WHAT TO WORK ON => How many lines in the records below contain the word "land"? Answer with the number alone.

══ DATA EXCERPTS

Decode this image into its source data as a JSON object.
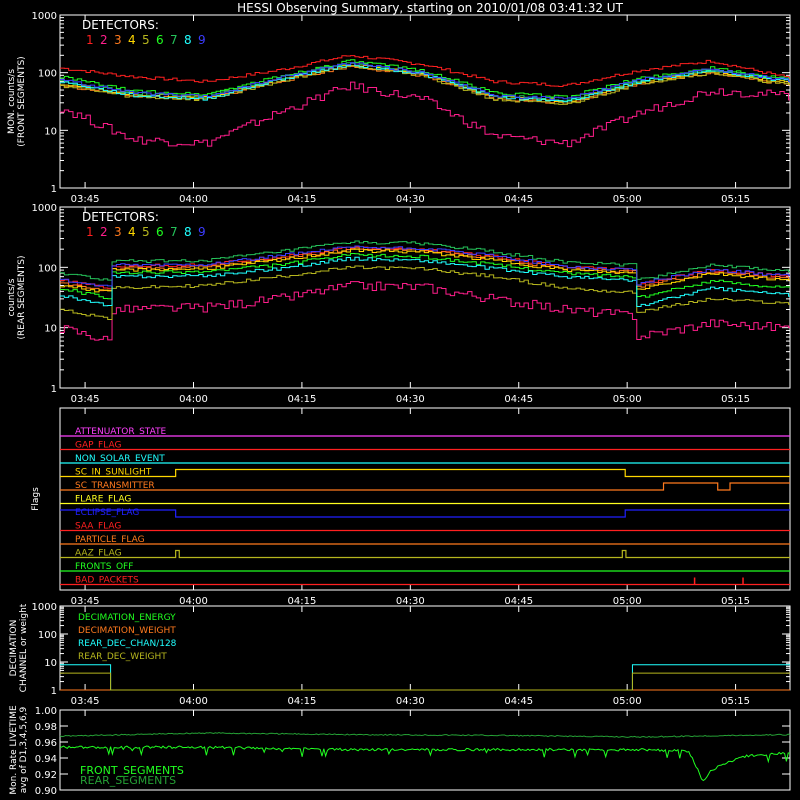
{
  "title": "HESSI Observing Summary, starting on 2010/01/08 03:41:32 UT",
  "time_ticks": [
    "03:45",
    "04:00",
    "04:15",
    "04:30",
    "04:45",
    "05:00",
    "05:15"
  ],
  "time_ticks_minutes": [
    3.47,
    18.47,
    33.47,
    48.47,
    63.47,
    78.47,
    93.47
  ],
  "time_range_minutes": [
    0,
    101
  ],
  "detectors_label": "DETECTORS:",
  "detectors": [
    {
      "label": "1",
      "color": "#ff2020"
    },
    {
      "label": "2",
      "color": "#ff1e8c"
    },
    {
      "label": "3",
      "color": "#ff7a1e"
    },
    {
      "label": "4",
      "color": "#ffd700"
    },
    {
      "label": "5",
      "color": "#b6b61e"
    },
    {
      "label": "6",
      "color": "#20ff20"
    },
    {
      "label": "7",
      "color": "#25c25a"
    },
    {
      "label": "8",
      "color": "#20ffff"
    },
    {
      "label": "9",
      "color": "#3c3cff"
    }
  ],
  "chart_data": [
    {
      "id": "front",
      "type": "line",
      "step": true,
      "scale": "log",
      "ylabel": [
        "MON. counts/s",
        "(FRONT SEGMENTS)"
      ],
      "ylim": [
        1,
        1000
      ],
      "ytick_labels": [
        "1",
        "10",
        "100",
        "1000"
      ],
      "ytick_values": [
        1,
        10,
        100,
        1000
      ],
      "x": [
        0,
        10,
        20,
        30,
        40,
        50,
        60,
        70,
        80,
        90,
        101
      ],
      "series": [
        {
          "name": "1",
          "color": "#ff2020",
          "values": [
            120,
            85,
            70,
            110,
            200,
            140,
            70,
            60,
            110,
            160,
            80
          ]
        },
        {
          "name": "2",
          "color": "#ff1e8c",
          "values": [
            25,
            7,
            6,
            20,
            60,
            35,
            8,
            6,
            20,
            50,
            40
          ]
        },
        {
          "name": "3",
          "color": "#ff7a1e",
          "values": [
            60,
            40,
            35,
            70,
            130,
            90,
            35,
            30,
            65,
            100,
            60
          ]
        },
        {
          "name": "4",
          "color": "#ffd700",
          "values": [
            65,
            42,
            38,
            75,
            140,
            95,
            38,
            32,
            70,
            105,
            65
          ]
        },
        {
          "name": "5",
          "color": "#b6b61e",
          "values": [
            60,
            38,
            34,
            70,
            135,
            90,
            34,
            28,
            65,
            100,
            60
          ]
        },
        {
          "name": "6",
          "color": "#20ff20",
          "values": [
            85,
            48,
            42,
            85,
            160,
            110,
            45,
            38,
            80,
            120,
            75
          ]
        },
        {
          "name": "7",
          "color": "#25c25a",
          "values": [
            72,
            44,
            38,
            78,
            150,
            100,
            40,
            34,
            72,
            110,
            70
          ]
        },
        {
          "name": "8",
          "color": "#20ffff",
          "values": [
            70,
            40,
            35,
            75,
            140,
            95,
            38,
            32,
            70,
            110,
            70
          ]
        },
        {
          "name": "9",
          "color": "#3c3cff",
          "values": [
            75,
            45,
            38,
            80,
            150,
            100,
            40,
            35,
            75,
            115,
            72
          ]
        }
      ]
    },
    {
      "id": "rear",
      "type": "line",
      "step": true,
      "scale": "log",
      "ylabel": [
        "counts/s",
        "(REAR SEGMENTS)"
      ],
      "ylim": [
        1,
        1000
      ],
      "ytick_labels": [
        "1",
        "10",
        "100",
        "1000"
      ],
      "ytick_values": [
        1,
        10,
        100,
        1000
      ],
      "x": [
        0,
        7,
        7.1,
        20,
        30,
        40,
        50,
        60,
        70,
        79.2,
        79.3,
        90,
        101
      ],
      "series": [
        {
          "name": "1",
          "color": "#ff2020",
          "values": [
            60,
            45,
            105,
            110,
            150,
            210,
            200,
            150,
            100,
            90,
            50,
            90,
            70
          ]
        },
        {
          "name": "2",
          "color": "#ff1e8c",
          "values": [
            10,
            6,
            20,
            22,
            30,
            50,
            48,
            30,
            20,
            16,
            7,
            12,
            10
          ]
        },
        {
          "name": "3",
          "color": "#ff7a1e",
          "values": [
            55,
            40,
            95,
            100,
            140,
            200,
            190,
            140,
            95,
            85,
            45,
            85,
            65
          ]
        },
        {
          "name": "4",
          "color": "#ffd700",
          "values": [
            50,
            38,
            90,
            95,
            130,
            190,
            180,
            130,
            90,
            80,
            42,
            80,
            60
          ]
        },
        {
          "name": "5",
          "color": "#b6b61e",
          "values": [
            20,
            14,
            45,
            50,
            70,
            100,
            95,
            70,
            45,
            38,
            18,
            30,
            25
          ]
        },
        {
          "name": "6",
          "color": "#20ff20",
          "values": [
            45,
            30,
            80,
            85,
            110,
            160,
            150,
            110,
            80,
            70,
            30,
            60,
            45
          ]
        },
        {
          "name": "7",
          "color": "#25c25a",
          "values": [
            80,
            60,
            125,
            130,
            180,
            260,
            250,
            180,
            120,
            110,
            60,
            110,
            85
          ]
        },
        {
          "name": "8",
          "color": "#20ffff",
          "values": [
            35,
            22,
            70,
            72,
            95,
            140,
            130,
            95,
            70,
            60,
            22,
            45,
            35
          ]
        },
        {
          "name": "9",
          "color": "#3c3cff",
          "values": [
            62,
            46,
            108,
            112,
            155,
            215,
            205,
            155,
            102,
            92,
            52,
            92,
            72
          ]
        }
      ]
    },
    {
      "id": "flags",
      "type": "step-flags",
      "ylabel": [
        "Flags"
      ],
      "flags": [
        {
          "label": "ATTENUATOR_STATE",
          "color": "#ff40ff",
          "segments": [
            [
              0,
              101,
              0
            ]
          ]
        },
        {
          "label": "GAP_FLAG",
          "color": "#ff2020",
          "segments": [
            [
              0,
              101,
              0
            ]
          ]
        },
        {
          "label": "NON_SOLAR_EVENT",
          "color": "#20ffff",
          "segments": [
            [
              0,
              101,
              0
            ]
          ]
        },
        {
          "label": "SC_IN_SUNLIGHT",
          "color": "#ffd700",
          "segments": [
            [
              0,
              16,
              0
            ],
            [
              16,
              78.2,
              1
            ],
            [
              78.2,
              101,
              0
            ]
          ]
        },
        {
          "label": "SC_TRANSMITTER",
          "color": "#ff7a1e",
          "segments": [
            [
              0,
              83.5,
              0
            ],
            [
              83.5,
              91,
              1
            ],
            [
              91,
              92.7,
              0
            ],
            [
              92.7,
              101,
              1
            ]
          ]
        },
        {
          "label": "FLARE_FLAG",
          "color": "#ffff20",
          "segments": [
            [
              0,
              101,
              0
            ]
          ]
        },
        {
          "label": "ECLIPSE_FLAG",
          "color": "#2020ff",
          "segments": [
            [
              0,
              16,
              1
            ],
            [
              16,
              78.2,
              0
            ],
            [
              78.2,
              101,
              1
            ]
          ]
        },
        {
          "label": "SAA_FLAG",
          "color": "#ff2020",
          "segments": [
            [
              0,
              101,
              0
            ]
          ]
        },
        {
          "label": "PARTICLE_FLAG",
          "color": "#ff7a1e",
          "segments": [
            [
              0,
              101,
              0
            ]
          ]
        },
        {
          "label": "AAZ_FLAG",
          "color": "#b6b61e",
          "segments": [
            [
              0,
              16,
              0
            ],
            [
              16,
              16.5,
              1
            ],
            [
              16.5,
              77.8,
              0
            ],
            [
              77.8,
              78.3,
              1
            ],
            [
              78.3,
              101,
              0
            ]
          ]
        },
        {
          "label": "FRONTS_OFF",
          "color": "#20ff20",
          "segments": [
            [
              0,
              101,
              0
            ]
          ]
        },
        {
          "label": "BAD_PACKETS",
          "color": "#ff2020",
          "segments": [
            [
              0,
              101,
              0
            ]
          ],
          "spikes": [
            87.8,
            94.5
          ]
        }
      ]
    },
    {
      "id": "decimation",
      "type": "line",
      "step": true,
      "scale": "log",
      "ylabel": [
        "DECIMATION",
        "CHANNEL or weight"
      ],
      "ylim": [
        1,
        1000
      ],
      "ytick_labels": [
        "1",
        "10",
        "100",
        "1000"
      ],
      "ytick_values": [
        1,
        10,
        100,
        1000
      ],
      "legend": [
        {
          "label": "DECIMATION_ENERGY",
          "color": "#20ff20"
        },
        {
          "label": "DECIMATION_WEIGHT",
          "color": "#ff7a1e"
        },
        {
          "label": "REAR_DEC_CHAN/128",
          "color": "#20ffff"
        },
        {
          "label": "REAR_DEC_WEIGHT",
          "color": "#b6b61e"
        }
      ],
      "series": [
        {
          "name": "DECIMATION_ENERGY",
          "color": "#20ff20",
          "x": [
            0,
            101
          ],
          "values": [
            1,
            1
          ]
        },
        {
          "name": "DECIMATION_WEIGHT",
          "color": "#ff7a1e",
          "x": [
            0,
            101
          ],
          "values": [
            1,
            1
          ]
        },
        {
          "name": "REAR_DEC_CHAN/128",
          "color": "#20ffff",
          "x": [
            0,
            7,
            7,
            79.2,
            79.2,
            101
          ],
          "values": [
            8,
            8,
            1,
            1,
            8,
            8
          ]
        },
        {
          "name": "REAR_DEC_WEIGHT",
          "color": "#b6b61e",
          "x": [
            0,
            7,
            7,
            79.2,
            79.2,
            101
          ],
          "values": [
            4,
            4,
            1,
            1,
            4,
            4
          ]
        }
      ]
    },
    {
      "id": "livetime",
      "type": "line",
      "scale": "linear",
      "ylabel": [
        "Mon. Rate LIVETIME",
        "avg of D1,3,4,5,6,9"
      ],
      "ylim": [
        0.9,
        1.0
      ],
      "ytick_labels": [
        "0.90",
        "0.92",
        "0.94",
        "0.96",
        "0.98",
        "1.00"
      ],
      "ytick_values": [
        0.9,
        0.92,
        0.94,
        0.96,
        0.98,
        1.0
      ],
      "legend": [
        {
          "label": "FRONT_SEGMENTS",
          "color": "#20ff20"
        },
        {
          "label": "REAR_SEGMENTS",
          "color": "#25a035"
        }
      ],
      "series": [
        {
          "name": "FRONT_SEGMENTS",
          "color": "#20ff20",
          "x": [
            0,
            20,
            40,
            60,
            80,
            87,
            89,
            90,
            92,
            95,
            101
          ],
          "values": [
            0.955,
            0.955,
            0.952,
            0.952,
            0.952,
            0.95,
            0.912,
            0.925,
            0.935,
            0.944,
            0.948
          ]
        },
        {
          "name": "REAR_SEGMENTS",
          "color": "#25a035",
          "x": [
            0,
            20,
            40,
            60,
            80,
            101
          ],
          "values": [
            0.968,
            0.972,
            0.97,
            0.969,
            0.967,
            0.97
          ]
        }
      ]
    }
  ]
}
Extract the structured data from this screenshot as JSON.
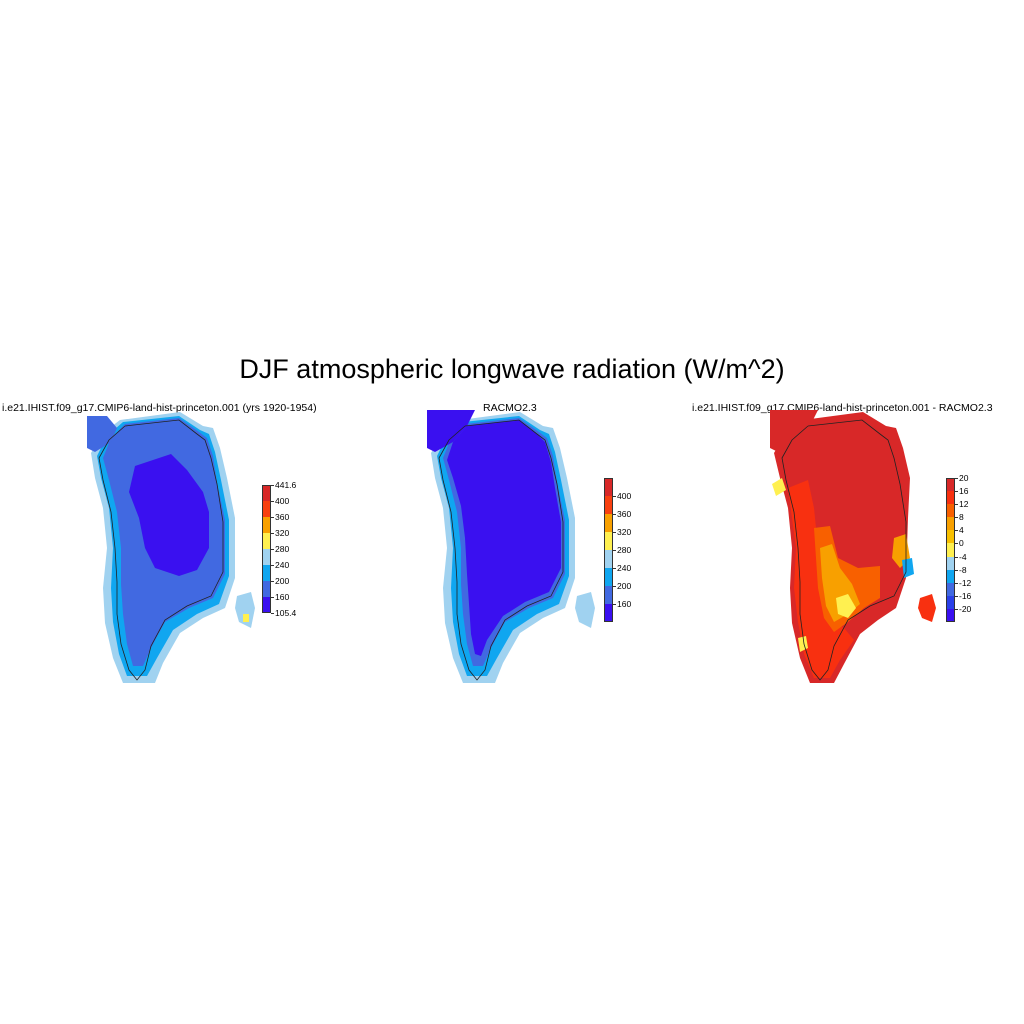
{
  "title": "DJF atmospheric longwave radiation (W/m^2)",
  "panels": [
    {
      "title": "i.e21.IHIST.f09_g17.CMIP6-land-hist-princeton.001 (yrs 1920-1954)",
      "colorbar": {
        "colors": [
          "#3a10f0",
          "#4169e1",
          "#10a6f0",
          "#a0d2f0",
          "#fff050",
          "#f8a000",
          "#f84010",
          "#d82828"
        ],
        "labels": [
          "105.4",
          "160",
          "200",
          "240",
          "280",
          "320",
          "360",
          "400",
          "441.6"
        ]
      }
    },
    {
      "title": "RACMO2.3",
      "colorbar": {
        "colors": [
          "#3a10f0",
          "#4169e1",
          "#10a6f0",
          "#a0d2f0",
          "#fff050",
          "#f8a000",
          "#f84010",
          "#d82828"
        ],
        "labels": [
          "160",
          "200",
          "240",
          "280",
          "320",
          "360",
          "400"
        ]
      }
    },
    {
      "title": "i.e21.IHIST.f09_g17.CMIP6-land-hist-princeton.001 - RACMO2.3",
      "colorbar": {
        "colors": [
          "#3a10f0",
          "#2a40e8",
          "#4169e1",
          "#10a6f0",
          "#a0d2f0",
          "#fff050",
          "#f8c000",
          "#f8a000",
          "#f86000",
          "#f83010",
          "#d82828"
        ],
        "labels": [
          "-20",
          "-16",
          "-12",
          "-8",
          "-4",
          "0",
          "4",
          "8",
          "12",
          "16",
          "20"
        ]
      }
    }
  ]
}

════

EXERCISE OUTPUT => 2